__Do this__.
Please give back every line of the entries below, character for character, with nothing changed, added, or left out.

-*-

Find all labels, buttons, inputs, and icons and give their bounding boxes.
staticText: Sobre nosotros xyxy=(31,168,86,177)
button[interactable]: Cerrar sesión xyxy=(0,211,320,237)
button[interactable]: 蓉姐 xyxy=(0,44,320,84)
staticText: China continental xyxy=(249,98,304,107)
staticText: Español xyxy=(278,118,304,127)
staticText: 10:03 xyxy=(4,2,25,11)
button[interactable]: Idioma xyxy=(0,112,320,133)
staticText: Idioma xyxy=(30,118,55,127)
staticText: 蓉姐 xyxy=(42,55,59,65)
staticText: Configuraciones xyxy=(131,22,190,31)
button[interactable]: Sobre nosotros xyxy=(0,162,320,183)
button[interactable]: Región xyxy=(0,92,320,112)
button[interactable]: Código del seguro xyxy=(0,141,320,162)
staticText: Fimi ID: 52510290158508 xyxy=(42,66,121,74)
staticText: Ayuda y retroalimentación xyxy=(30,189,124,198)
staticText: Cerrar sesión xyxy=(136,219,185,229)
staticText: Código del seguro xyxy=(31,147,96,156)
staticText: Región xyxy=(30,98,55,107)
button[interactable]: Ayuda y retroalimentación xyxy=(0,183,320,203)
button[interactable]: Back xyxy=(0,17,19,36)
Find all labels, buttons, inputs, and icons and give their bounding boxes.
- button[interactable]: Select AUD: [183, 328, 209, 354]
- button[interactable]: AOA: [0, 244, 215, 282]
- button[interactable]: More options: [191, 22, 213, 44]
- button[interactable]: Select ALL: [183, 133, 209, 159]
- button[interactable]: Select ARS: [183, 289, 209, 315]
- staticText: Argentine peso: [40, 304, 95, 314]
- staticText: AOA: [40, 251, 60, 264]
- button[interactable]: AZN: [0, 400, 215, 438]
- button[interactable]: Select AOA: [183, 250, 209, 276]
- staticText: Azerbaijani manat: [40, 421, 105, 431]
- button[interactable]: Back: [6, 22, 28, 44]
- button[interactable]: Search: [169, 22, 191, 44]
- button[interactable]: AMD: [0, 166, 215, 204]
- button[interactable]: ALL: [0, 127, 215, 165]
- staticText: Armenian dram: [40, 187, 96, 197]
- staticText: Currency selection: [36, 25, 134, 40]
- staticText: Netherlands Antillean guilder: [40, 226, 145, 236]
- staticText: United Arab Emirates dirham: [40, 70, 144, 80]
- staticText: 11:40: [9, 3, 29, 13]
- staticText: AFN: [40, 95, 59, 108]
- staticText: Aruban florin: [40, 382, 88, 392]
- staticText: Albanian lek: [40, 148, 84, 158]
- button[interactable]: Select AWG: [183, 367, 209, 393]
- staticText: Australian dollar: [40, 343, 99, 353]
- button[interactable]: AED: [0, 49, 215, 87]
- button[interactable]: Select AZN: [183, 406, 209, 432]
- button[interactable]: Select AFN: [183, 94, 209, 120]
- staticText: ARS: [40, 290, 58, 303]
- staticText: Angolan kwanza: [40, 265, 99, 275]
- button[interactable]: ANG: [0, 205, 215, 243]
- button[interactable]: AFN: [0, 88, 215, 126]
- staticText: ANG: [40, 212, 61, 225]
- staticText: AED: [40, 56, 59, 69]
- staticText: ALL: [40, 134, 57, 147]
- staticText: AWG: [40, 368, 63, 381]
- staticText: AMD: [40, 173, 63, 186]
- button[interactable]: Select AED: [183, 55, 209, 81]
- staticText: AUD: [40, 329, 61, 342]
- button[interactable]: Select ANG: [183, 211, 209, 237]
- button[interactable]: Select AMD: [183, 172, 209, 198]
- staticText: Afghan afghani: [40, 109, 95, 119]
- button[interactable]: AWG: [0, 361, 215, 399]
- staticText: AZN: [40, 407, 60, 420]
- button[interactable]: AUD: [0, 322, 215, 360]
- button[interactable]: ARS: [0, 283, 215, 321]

-*-

__Result__.
Find all labels, buttons, inputs, and icons and give their bounding boxes.
staticText: Sobre nosotros xyxy=(31,168,86,177)
button[interactable]: Cerrar sesión xyxy=(0,211,320,237)
button[interactable]: 蓉姐 xyxy=(0,44,320,84)
staticText: China continental xyxy=(249,98,304,107)
staticText: Español xyxy=(278,118,304,127)
staticText: 10:03 xyxy=(4,2,25,11)
button[interactable]: Idioma xyxy=(0,112,320,133)
staticText: Idioma xyxy=(30,118,55,127)
staticText: 蓉姐 xyxy=(42,55,59,65)
staticText: Configuraciones xyxy=(131,22,190,31)
button[interactable]: Sobre nosotros xyxy=(0,162,320,183)
button[interactable]: Región xyxy=(0,92,320,112)
button[interactable]: Código del seguro xyxy=(0,141,320,162)
staticText: Fimi ID: 52510290158508 xyxy=(42,66,121,74)
staticText: Ayuda y retroalimentación xyxy=(30,189,124,198)
staticText: Cerrar sesión xyxy=(136,219,185,229)
staticText: Código del seguro xyxy=(31,147,96,156)
staticText: Región xyxy=(30,98,55,107)
button[interactable]: Ayuda y retroalimentación xyxy=(0,183,320,203)
button[interactable]: Back xyxy=(0,17,19,36)
Find all labels, buttons, inputs, and icons and give their bounding boxes.
- button[interactable]: Select AUD: [183, 328, 209, 354]
- button[interactable]: AOA: [0, 244, 215, 282]
- button[interactable]: More options: [191, 22, 213, 44]
- button[interactable]: Select ALL: [183, 133, 209, 159]
- button[interactable]: Select ARS: [183, 289, 209, 315]
- staticText: Argentine peso: [40, 304, 95, 314]
- staticText: AOA: [40, 251, 60, 264]
- button[interactable]: AZN: [0, 400, 215, 438]
- button[interactable]: Select AOA: [183, 250, 209, 276]
- staticText: Azerbaijani manat: [40, 421, 105, 431]
- button[interactable]: Back: [6, 22, 28, 44]
- button[interactable]: Search: [169, 22, 191, 44]
- button[interactable]: AMD: [0, 166, 215, 204]
- button[interactable]: ALL: [0, 127, 215, 165]
- staticText: Armenian dram: [40, 187, 96, 197]
- staticText: Currency selection: [36, 25, 134, 40]
- staticText: Netherlands Antillean guilder: [40, 226, 145, 236]
- staticText: United Arab Emirates dirham: [40, 70, 144, 80]
- staticText: 11:40: [9, 3, 29, 13]
- staticText: AFN: [40, 95, 59, 108]
- staticText: Aruban florin: [40, 382, 88, 392]
- staticText: Albanian lek: [40, 148, 84, 158]
- button[interactable]: Select AWG: [183, 367, 209, 393]
- staticText: Australian dollar: [40, 343, 99, 353]
- button[interactable]: AED: [0, 49, 215, 87]
- button[interactable]: Select AZN: [183, 406, 209, 432]
- button[interactable]: Select AFN: [183, 94, 209, 120]
- staticText: ARS: [40, 290, 58, 303]
- staticText: Angolan kwanza: [40, 265, 99, 275]
- button[interactable]: ANG: [0, 205, 215, 243]
- button[interactable]: AFN: [0, 88, 215, 126]
- staticText: ANG: [40, 212, 61, 225]
- staticText: AED: [40, 56, 59, 69]
- staticText: ALL: [40, 134, 57, 147]
- staticText: AWG: [40, 368, 63, 381]
- staticText: AMD: [40, 173, 63, 186]
- button[interactable]: Select AED: [183, 55, 209, 81]
- staticText: AUD: [40, 329, 61, 342]
- button[interactable]: Select ANG: [183, 211, 209, 237]
- button[interactable]: Select AMD: [183, 172, 209, 198]
- staticText: Afghan afghani: [40, 109, 95, 119]
- button[interactable]: AWG: [0, 361, 215, 399]
- staticText: AZN: [40, 407, 60, 420]
- button[interactable]: AUD: [0, 322, 215, 360]
- button[interactable]: ARS: [0, 283, 215, 321]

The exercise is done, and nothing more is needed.